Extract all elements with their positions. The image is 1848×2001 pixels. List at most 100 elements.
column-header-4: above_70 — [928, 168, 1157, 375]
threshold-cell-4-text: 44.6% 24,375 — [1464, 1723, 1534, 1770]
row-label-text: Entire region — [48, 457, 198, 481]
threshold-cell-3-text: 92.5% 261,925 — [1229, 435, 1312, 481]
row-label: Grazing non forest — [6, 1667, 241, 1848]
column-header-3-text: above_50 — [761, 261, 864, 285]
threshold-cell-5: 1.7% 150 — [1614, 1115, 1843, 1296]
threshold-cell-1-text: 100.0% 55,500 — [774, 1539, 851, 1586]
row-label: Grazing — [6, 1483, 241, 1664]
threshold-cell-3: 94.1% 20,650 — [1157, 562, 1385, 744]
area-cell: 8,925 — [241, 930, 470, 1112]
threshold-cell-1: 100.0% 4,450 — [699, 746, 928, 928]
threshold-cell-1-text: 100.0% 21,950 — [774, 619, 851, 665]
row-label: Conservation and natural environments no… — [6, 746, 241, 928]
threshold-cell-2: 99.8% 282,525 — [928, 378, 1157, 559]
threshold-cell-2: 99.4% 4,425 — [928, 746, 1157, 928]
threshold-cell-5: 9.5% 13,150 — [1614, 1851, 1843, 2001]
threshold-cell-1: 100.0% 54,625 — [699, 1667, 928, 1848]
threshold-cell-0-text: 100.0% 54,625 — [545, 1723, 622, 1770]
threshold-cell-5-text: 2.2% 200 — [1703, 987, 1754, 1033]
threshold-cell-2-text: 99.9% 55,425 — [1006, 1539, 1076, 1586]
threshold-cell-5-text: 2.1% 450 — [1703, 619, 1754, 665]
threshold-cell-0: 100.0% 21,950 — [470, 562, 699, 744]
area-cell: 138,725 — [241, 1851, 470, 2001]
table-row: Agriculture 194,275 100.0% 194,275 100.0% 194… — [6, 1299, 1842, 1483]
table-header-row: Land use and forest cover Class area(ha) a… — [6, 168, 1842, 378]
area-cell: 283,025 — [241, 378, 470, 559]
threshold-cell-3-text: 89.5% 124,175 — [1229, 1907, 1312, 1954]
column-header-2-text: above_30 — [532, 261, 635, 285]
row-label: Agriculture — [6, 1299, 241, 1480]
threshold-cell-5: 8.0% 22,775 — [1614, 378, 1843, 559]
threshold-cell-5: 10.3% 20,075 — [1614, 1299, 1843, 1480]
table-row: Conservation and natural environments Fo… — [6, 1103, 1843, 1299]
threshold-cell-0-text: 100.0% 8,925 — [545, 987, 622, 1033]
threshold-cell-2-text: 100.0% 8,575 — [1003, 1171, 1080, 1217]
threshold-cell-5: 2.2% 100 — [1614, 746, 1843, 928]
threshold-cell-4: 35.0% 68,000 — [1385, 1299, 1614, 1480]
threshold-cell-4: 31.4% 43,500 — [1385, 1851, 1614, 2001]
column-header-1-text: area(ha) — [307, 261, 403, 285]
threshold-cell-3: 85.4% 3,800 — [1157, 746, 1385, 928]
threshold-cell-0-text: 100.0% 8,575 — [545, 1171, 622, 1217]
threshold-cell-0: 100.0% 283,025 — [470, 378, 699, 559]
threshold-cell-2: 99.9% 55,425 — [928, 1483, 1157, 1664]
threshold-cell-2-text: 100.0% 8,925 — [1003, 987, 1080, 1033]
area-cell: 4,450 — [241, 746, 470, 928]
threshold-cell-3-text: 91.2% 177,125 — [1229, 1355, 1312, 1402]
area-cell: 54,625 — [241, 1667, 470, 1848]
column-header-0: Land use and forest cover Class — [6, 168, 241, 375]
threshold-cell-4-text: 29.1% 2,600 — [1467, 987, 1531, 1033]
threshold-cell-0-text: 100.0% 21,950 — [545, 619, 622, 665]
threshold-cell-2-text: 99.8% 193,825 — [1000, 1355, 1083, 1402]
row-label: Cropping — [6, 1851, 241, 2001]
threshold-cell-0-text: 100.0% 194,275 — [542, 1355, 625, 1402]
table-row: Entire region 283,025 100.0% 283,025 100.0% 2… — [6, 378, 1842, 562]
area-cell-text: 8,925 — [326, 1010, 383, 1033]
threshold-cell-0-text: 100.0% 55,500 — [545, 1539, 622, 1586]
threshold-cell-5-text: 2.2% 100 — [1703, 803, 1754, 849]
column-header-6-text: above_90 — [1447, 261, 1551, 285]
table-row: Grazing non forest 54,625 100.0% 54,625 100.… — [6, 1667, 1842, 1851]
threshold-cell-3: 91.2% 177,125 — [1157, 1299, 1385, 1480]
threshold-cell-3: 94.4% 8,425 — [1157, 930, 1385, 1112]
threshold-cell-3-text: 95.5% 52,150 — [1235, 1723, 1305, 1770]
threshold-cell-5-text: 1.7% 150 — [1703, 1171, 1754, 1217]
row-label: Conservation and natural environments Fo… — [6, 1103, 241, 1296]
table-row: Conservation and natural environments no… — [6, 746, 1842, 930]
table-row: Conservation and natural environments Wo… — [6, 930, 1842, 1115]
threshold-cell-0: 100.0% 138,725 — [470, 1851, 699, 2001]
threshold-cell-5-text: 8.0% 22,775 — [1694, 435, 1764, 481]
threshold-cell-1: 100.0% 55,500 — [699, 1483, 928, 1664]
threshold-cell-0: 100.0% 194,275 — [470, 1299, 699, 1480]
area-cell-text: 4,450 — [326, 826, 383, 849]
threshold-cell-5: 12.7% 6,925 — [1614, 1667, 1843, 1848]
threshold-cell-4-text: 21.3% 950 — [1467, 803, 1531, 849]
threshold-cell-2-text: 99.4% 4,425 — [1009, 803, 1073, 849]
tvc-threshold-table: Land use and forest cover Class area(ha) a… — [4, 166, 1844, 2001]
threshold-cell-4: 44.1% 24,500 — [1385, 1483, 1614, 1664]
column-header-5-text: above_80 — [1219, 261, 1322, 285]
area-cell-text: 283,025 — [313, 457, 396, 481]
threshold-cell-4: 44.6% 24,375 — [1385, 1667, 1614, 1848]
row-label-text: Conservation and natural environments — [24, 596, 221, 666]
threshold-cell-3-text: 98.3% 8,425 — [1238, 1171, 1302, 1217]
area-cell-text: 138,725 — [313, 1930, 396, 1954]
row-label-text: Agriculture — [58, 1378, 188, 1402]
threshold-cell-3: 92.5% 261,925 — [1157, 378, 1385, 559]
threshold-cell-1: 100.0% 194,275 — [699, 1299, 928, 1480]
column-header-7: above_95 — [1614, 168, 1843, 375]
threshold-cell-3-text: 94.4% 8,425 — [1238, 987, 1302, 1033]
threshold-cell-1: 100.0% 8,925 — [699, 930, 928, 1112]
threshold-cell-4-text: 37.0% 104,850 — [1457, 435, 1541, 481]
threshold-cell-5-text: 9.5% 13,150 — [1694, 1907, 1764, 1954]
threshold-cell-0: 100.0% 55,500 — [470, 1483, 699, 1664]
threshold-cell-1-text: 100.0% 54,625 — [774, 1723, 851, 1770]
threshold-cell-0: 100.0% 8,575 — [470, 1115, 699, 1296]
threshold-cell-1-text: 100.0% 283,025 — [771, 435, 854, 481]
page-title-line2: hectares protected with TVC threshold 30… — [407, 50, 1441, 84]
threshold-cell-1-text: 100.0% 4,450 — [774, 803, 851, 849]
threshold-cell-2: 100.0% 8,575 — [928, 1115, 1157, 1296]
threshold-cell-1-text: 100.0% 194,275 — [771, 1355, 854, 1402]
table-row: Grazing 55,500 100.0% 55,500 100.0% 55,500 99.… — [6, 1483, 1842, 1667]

-------

STATED GOAL => Rewrite the material above with every "Grazing" changed to "Pasture", leaving everything else the same.

RESPONSE =>
Extract all elements with their positions. The image is 1848×2001 pixels. List at most 100 elements.
column-header-4: above_70 — [928, 168, 1157, 375]
threshold-cell-4-text: 44.6% 24,375 — [1464, 1723, 1534, 1770]
row-label-text: Entire region — [48, 457, 198, 481]
threshold-cell-3-text: 92.5% 261,925 — [1229, 435, 1312, 481]
row-label: Pasture non forest — [6, 1667, 241, 1848]
column-header-3-text: above_50 — [761, 261, 864, 285]
threshold-cell-5: 1.7% 150 — [1614, 1115, 1843, 1296]
threshold-cell-1-text: 100.0% 55,500 — [774, 1539, 851, 1586]
row-label: Pasture — [6, 1483, 241, 1664]
threshold-cell-3: 94.1% 20,650 — [1157, 562, 1385, 744]
area-cell: 8,925 — [241, 930, 470, 1112]
threshold-cell-1: 100.0% 4,450 — [699, 746, 928, 928]
threshold-cell-1-text: 100.0% 21,950 — [774, 619, 851, 665]
row-label: Conservation and natural environments no… — [6, 746, 241, 928]
threshold-cell-2: 99.8% 282,525 — [928, 378, 1157, 559]
threshold-cell-2: 99.4% 4,425 — [928, 746, 1157, 928]
threshold-cell-5: 9.5% 13,150 — [1614, 1851, 1843, 2001]
threshold-cell-1: 100.0% 54,625 — [699, 1667, 928, 1848]
threshold-cell-0-text: 100.0% 54,625 — [545, 1723, 622, 1770]
threshold-cell-5-text: 2.2% 200 — [1703, 987, 1754, 1033]
threshold-cell-2-text: 99.9% 55,425 — [1006, 1539, 1076, 1586]
threshold-cell-5-text: 2.1% 450 — [1703, 619, 1754, 665]
threshold-cell-0: 100.0% 21,950 — [470, 562, 699, 744]
area-cell: 138,725 — [241, 1851, 470, 2001]
table-row: Agriculture 194,275 100.0% 194,275 100.0% 194… — [6, 1299, 1842, 1483]
table-header-row: Land use and forest cover Class area(ha) a… — [6, 168, 1842, 378]
area-cell: 283,025 — [241, 378, 470, 559]
threshold-cell-3-text: 89.5% 124,175 — [1229, 1907, 1312, 1954]
column-header-2-text: above_30 — [532, 261, 635, 285]
row-label: Agriculture — [6, 1299, 241, 1480]
threshold-cell-5: 8.0% 22,775 — [1614, 378, 1843, 559]
threshold-cell-5: 10.3% 20,075 — [1614, 1299, 1843, 1480]
table-row: Conservation and natural environments Fo… — [6, 1103, 1843, 1299]
threshold-cell-0-text: 100.0% 8,925 — [545, 987, 622, 1033]
threshold-cell-2-text: 100.0% 8,575 — [1003, 1171, 1080, 1217]
threshold-cell-5: 2.2% 100 — [1614, 746, 1843, 928]
threshold-cell-4: 35.0% 68,000 — [1385, 1299, 1614, 1480]
threshold-cell-4: 31.4% 43,500 — [1385, 1851, 1614, 2001]
column-header-1-text: area(ha) — [307, 261, 403, 285]
threshold-cell-3: 85.4% 3,800 — [1157, 746, 1385, 928]
threshold-cell-0-text: 100.0% 8,575 — [545, 1171, 622, 1217]
threshold-cell-0: 100.0% 283,025 — [470, 378, 699, 559]
threshold-cell-2: 99.9% 55,425 — [928, 1483, 1157, 1664]
threshold-cell-2-text: 100.0% 8,925 — [1003, 987, 1080, 1033]
area-cell: 4,450 — [241, 746, 470, 928]
threshold-cell-3-text: 91.2% 177,125 — [1229, 1355, 1312, 1402]
area-cell: 54,625 — [241, 1667, 470, 1848]
column-header-0: Land use and forest cover Class — [6, 168, 241, 375]
threshold-cell-4-text: 29.1% 2,600 — [1467, 987, 1531, 1033]
threshold-cell-0-text: 100.0% 21,950 — [545, 619, 622, 665]
threshold-cell-2-text: 99.8% 193,825 — [1000, 1355, 1083, 1402]
row-label: Cropping — [6, 1851, 241, 2001]
threshold-cell-0-text: 100.0% 194,275 — [542, 1355, 625, 1402]
table-row: Entire region 283,025 100.0% 283,025 100.0% 2… — [6, 378, 1842, 562]
area-cell-text: 8,925 — [326, 1010, 383, 1033]
threshold-cell-0-text: 100.0% 55,500 — [545, 1539, 622, 1586]
threshold-cell-5-text: 2.2% 100 — [1703, 803, 1754, 849]
column-header-6-text: above_90 — [1447, 261, 1551, 285]
table-row: Pasture non forest 54,625 100.0% 54,625 100.… — [6, 1667, 1842, 1851]
threshold-cell-3: 91.2% 177,125 — [1157, 1299, 1385, 1480]
threshold-cell-3: 94.4% 8,425 — [1157, 930, 1385, 1112]
threshold-cell-3-text: 95.5% 52,150 — [1235, 1723, 1305, 1770]
threshold-cell-5-text: 1.7% 150 — [1703, 1171, 1754, 1217]
row-label: Conservation and natural environments Fo… — [6, 1103, 241, 1296]
table-row: Conservation and natural environments no… — [6, 746, 1842, 930]
table-row: Conservation and natural environments Wo… — [6, 930, 1842, 1115]
threshold-cell-0: 100.0% 138,725 — [470, 1851, 699, 2001]
threshold-cell-5-text: 8.0% 22,775 — [1694, 435, 1764, 481]
threshold-cell-1: 100.0% 55,500 — [699, 1483, 928, 1664]
threshold-cell-0: 100.0% 194,275 — [470, 1299, 699, 1480]
area-cell-text: 4,450 — [326, 826, 383, 849]
threshold-cell-5: 12.7% 6,925 — [1614, 1667, 1843, 1848]
threshold-cell-4-text: 21.3% 950 — [1467, 803, 1531, 849]
threshold-cell-2-text: 99.4% 4,425 — [1009, 803, 1073, 849]
tvc-threshold-table: Land use and forest cover Class area(ha) a… — [4, 166, 1844, 2001]
threshold-cell-4: 44.1% 24,500 — [1385, 1483, 1614, 1664]
column-header-5-text: above_80 — [1219, 261, 1322, 285]
area-cell-text: 283,025 — [313, 457, 396, 481]
threshold-cell-4: 44.6% 24,375 — [1385, 1667, 1614, 1848]
row-label-text: Conservation and natural environments — [24, 596, 221, 666]
threshold-cell-3-text: 98.3% 8,425 — [1238, 1171, 1302, 1217]
area-cell-text: 138,725 — [313, 1930, 396, 1954]
row-label-text: Agriculture — [58, 1378, 188, 1402]
threshold-cell-3: 92.5% 261,925 — [1157, 378, 1385, 559]
threshold-cell-1: 100.0% 194,275 — [699, 1299, 928, 1480]
column-header-7: above_95 — [1614, 168, 1843, 375]
threshold-cell-3-text: 94.4% 8,425 — [1238, 987, 1302, 1033]
threshold-cell-1: 100.0% 8,925 — [699, 930, 928, 1112]
threshold-cell-4-text: 37.0% 104,850 — [1457, 435, 1541, 481]
threshold-cell-5-text: 9.5% 13,150 — [1694, 1907, 1764, 1954]
threshold-cell-0: 100.0% 55,500 — [470, 1483, 699, 1664]
threshold-cell-1-text: 100.0% 54,625 — [774, 1723, 851, 1770]
threshold-cell-0: 100.0% 8,575 — [470, 1115, 699, 1296]
threshold-cell-1-text: 100.0% 283,025 — [771, 435, 854, 481]
page-title-line2: hectares protected with TVC threshold 30… — [407, 50, 1441, 84]
threshold-cell-1-text: 100.0% 4,450 — [774, 803, 851, 849]
threshold-cell-2: 100.0% 8,575 — [928, 1115, 1157, 1296]
threshold-cell-1-text: 100.0% 194,275 — [771, 1355, 854, 1402]
table-row: Pasture 55,500 100.0% 55,500 100.0% 55,500 99.… — [6, 1483, 1842, 1667]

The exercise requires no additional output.